→ **Directions for this task**: Keep only the lines where "Visoka" appears.

(Entries from a visual dataset)
++++

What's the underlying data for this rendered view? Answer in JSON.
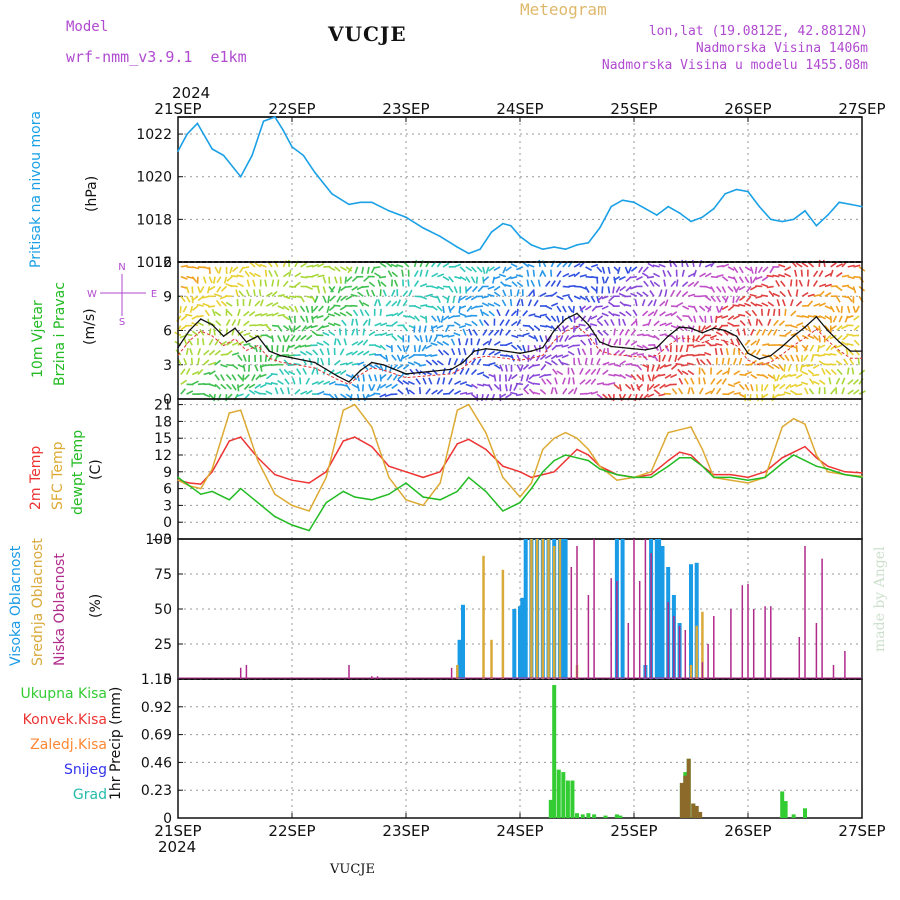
{
  "header": {
    "model_label": "Model",
    "model_name": "wrf-nmm_v3.9.1  e1km",
    "station": "VUCJE",
    "product": "Meteogram",
    "coords": "lon,lat (19.0812E, 42.8812N)",
    "elevation": "Nadmorska Visina 1406m",
    "model_elevation": "Nadmorska Visina u modelu 1455.08m",
    "year": "2024",
    "footer_station": "VUCJE",
    "credit": "made by Angel"
  },
  "colors": {
    "pressure": "#1aa0e6",
    "wind_label": "#22bb22",
    "temp2m": "#ee3333",
    "sfc": "#ddaa33",
    "dew": "#22bb22",
    "cloud_high": "#1a9be6",
    "cloud_mid": "#d9a93a",
    "cloud_low": "#b02a8a",
    "precip_total": "#33cc33",
    "precip_conv": "#ee3333",
    "precip_frozen": "#ff8833",
    "precip_snow": "#3333ee",
    "precip_grad": "#22bbaa",
    "legend_purple": "#b04ad0"
  },
  "chart_data": [
    {
      "type": "line",
      "panel": "pressure",
      "title": "",
      "ylabel_lines": [
        "Pritisak na nivou mora",
        "(hPa)"
      ],
      "x_ticks": [
        "21SEP",
        "22SEP",
        "23SEP",
        "24SEP",
        "25SEP",
        "26SEP",
        "27SEP"
      ],
      "x_range_days": [
        21,
        27
      ],
      "y_ticks": [
        "1016",
        "1018",
        "1020",
        "1022"
      ],
      "ylim": [
        1016,
        1022.8
      ],
      "x": [
        21.0,
        21.08,
        21.17,
        21.3,
        21.4,
        21.55,
        21.65,
        21.75,
        21.85,
        21.92,
        22.0,
        22.1,
        22.2,
        22.35,
        22.5,
        22.6,
        22.7,
        22.85,
        23.0,
        23.15,
        23.3,
        23.45,
        23.55,
        23.65,
        23.75,
        23.85,
        23.92,
        24.0,
        24.1,
        24.2,
        24.3,
        24.4,
        24.5,
        24.6,
        24.7,
        24.8,
        24.9,
        25.0,
        25.1,
        25.2,
        25.3,
        25.4,
        25.5,
        25.6,
        25.7,
        25.8,
        25.9,
        26.0,
        26.1,
        26.2,
        26.3,
        26.4,
        26.5,
        26.6,
        26.7,
        26.8,
        26.9,
        27.0
      ],
      "values": [
        1021.2,
        1022.0,
        1022.5,
        1021.3,
        1021.0,
        1020.0,
        1021.0,
        1022.6,
        1022.8,
        1022.2,
        1021.4,
        1021.0,
        1020.2,
        1019.2,
        1018.7,
        1018.8,
        1018.8,
        1018.4,
        1018.1,
        1017.6,
        1017.2,
        1016.7,
        1016.4,
        1016.6,
        1017.4,
        1017.8,
        1017.7,
        1017.2,
        1016.8,
        1016.6,
        1016.7,
        1016.6,
        1016.8,
        1016.9,
        1017.6,
        1018.6,
        1018.9,
        1018.8,
        1018.5,
        1018.2,
        1018.6,
        1018.3,
        1017.9,
        1018.1,
        1018.5,
        1019.2,
        1019.4,
        1019.3,
        1018.6,
        1018.0,
        1017.9,
        1018.0,
        1018.4,
        1017.7,
        1018.2,
        1018.8,
        1018.7,
        1018.6
      ]
    },
    {
      "type": "line",
      "panel": "wind",
      "title": "",
      "ylabel_lines": [
        "10m Vjetar",
        "Brzina i Pravac",
        "(m/s)"
      ],
      "compass": [
        "N",
        "W",
        "E",
        "S"
      ],
      "x_range_days": [
        21,
        27
      ],
      "y_ticks": [
        "0",
        "3",
        "6",
        "9",
        "12"
      ],
      "ylim": [
        0,
        12
      ],
      "x": [
        21.0,
        21.1,
        21.2,
        21.3,
        21.4,
        21.5,
        21.6,
        21.7,
        21.8,
        21.9,
        22.0,
        22.2,
        22.4,
        22.5,
        22.6,
        22.7,
        22.8,
        23.0,
        23.2,
        23.4,
        23.5,
        23.6,
        23.7,
        23.8,
        24.0,
        24.1,
        24.2,
        24.3,
        24.4,
        24.5,
        24.6,
        24.7,
        24.8,
        24.9,
        25.0,
        25.1,
        25.2,
        25.3,
        25.4,
        25.5,
        25.6,
        25.7,
        25.8,
        25.9,
        26.0,
        26.1,
        26.2,
        26.3,
        26.4,
        26.5,
        26.6,
        26.7,
        26.8,
        26.9,
        27.0
      ],
      "values": [
        4.5,
        6.0,
        7.0,
        6.5,
        5.5,
        6.2,
        5.0,
        5.5,
        4.2,
        3.8,
        3.6,
        3.2,
        2.0,
        1.5,
        2.5,
        3.2,
        3.0,
        2.2,
        2.4,
        2.6,
        3.2,
        4.2,
        4.4,
        4.3,
        4.0,
        4.2,
        4.5,
        6.0,
        7.0,
        7.5,
        6.5,
        5.0,
        4.6,
        4.5,
        4.4,
        4.3,
        4.5,
        5.5,
        6.3,
        6.2,
        5.8,
        6.2,
        6.0,
        5.5,
        4.0,
        3.5,
        3.8,
        4.6,
        5.5,
        6.3,
        7.2,
        6.0,
        5.0,
        4.2,
        4.2
      ]
    },
    {
      "type": "line",
      "panel": "temperature",
      "title": "",
      "ylabel_lines": [
        "2m Temp",
        "SFC Temp",
        "dewpt Temp",
        "(C)"
      ],
      "x_range_days": [
        21,
        27
      ],
      "y_ticks": [
        "−3",
        "0",
        "3",
        "6",
        "9",
        "12",
        "15",
        "18",
        "21"
      ],
      "ylim": [
        -3,
        22
      ],
      "x": [
        21.0,
        21.1,
        21.2,
        21.3,
        21.45,
        21.55,
        21.7,
        21.85,
        22.0,
        22.15,
        22.3,
        22.45,
        22.55,
        22.7,
        22.85,
        23.0,
        23.15,
        23.3,
        23.45,
        23.55,
        23.7,
        23.85,
        24.0,
        24.1,
        24.2,
        24.3,
        24.4,
        24.5,
        24.6,
        24.7,
        24.85,
        25.0,
        25.15,
        25.3,
        25.4,
        25.5,
        25.6,
        25.7,
        25.85,
        26.0,
        26.15,
        26.3,
        26.4,
        26.5,
        26.6,
        26.7,
        26.85,
        27.0
      ],
      "series": [
        {
          "name": "2m Temp",
          "color": "#ee3333",
          "values": [
            7.5,
            7.0,
            6.8,
            9.0,
            14.5,
            15.2,
            11.5,
            8.5,
            7.5,
            7.0,
            9.0,
            14.5,
            15.2,
            13.5,
            10.0,
            9.0,
            8.0,
            9.0,
            14.0,
            14.8,
            13.0,
            10.0,
            9.0,
            8.0,
            8.5,
            9.0,
            11.0,
            13.0,
            12.0,
            10.0,
            8.5,
            8.0,
            8.5,
            11.0,
            12.5,
            12.0,
            10.0,
            8.5,
            8.5,
            8.0,
            9.0,
            11.5,
            12.5,
            13.5,
            11.5,
            10.0,
            9.0,
            8.8
          ]
        },
        {
          "name": "SFC Temp",
          "color": "#ddaa33",
          "values": [
            7.5,
            6.5,
            6.0,
            9.5,
            19.5,
            20.0,
            11.0,
            5.0,
            3.0,
            2.0,
            8.0,
            20.0,
            21.0,
            17.0,
            8.0,
            4.0,
            3.0,
            7.0,
            20.0,
            21.0,
            16.0,
            8.0,
            4.5,
            7.0,
            13.0,
            15.0,
            16.0,
            15.0,
            13.0,
            10.0,
            7.5,
            8.0,
            9.0,
            16.0,
            16.5,
            17.0,
            13.0,
            8.0,
            7.5,
            7.0,
            8.0,
            17.0,
            18.5,
            17.5,
            12.0,
            9.0,
            8.5,
            8.2
          ]
        },
        {
          "name": "dewpt Temp",
          "color": "#22bb22",
          "values": [
            8.0,
            6.5,
            5.0,
            5.5,
            4.0,
            6.0,
            3.5,
            1.0,
            -0.5,
            -1.5,
            3.5,
            5.5,
            4.5,
            4.0,
            5.0,
            7.0,
            4.5,
            4.0,
            5.5,
            8.0,
            5.5,
            2.0,
            3.5,
            6.0,
            9.0,
            11.0,
            12.0,
            11.5,
            11.0,
            9.5,
            8.5,
            8.0,
            8.0,
            10.0,
            11.5,
            11.5,
            10.0,
            8.0,
            8.0,
            7.5,
            8.0,
            10.5,
            12.0,
            11.0,
            10.0,
            9.5,
            8.5,
            8.0
          ]
        }
      ]
    },
    {
      "type": "bar",
      "panel": "clouds",
      "title": "",
      "ylabel_lines": [
        "Visoka Oblacnost",
        "Srednja Oblacnost",
        "Niska Oblacnost",
        "(%)"
      ],
      "x_range_days": [
        21,
        27
      ],
      "y_ticks": [
        "0",
        "25",
        "50",
        "75",
        "100"
      ],
      "ylim": [
        0,
        100
      ],
      "series": [
        {
          "name": "Visoka Oblacnost",
          "color": "#1a9be6",
          "x": [
            23.47,
            23.5,
            23.95,
            24.0,
            24.02,
            24.05,
            24.1,
            24.15,
            24.2,
            24.25,
            24.3,
            24.35,
            24.38,
            24.4,
            24.85,
            24.9,
            25.1,
            25.15,
            25.2,
            25.22,
            25.25,
            25.3,
            25.35,
            25.4,
            25.5,
            25.55
          ],
          "values": [
            28,
            53,
            50,
            52,
            58,
            100,
            100,
            100,
            100,
            100,
            100,
            100,
            100,
            100,
            100,
            100,
            10,
            100,
            100,
            100,
            95,
            80,
            60,
            40,
            82,
            83
          ]
        },
        {
          "name": "Srednja Oblacnost",
          "color": "#d9a93a",
          "x": [
            23.45,
            23.68,
            23.75,
            23.85,
            24.1,
            24.15,
            24.2,
            24.25,
            24.3,
            24.35,
            24.5,
            25.5,
            25.55,
            25.6
          ],
          "values": [
            10,
            88,
            28,
            78,
            100,
            100,
            100,
            100,
            95,
            100,
            10,
            10,
            38,
            48
          ]
        },
        {
          "name": "Niska Oblacnost",
          "color": "#b02a8a",
          "x": [
            21.55,
            21.6,
            22.5,
            22.7,
            22.75,
            23.4,
            24.45,
            24.5,
            24.6,
            24.65,
            24.8,
            24.85,
            24.95,
            25.0,
            25.05,
            25.1,
            25.15,
            25.3,
            25.35,
            25.4,
            25.45,
            25.6,
            25.65,
            25.7,
            25.85,
            25.95,
            26.0,
            26.05,
            26.15,
            26.2,
            26.45,
            26.5,
            26.6,
            26.65,
            26.75,
            26.85
          ],
          "values": [
            8,
            10,
            10,
            2,
            2,
            8,
            80,
            95,
            60,
            100,
            72,
            70,
            40,
            100,
            70,
            100,
            90,
            55,
            45,
            38,
            35,
            12,
            25,
            45,
            50,
            67,
            68,
            50,
            52,
            52,
            30,
            95,
            40,
            86,
            10,
            20
          ]
        }
      ]
    },
    {
      "type": "bar",
      "panel": "precipitation",
      "title": "",
      "ylabel_lines": [
        "1hr Precip (mm)"
      ],
      "legend": [
        "Ukupna Kisa",
        "Konvek.Kisa",
        "Zaledj.Kisa",
        "Snijeg",
        "Grad"
      ],
      "x_ticks": [
        "21SEP",
        "22SEP",
        "23SEP",
        "24SEP",
        "25SEP",
        "26SEP",
        "27SEP"
      ],
      "x_range_days": [
        21,
        27
      ],
      "y_ticks": [
        "0",
        "0.23",
        "0.46",
        "0.69",
        "0.92",
        "1.15"
      ],
      "ylim": [
        0,
        1.15
      ],
      "series": [
        {
          "name": "Ukupna Kisa",
          "color": "#33cc33",
          "x": [
            24.27,
            24.3,
            24.34,
            24.38,
            24.42,
            24.46,
            24.5,
            24.55,
            24.6,
            24.65,
            24.75,
            24.85,
            24.88,
            25.42,
            25.45,
            25.48,
            25.52,
            26.3,
            26.33,
            26.4,
            26.5
          ],
          "values": [
            0.15,
            1.1,
            0.4,
            0.38,
            0.31,
            0.31,
            0.04,
            0.03,
            0.04,
            0.03,
            0.02,
            0.03,
            0.02,
            0.29,
            0.38,
            0.49,
            0.12,
            0.22,
            0.14,
            0.03,
            0.08
          ]
        },
        {
          "name": "Konvek.Kisa",
          "color": "#8b6a2a",
          "x": [
            25.42,
            25.45,
            25.48,
            25.52,
            25.55,
            25.58
          ],
          "values": [
            0.29,
            0.35,
            0.49,
            0.12,
            0.1,
            0.05
          ]
        }
      ]
    }
  ]
}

++++

→ **Response to this task**:
        "Visoka Oblacnost",
          "name": "Visoka Oblacnost",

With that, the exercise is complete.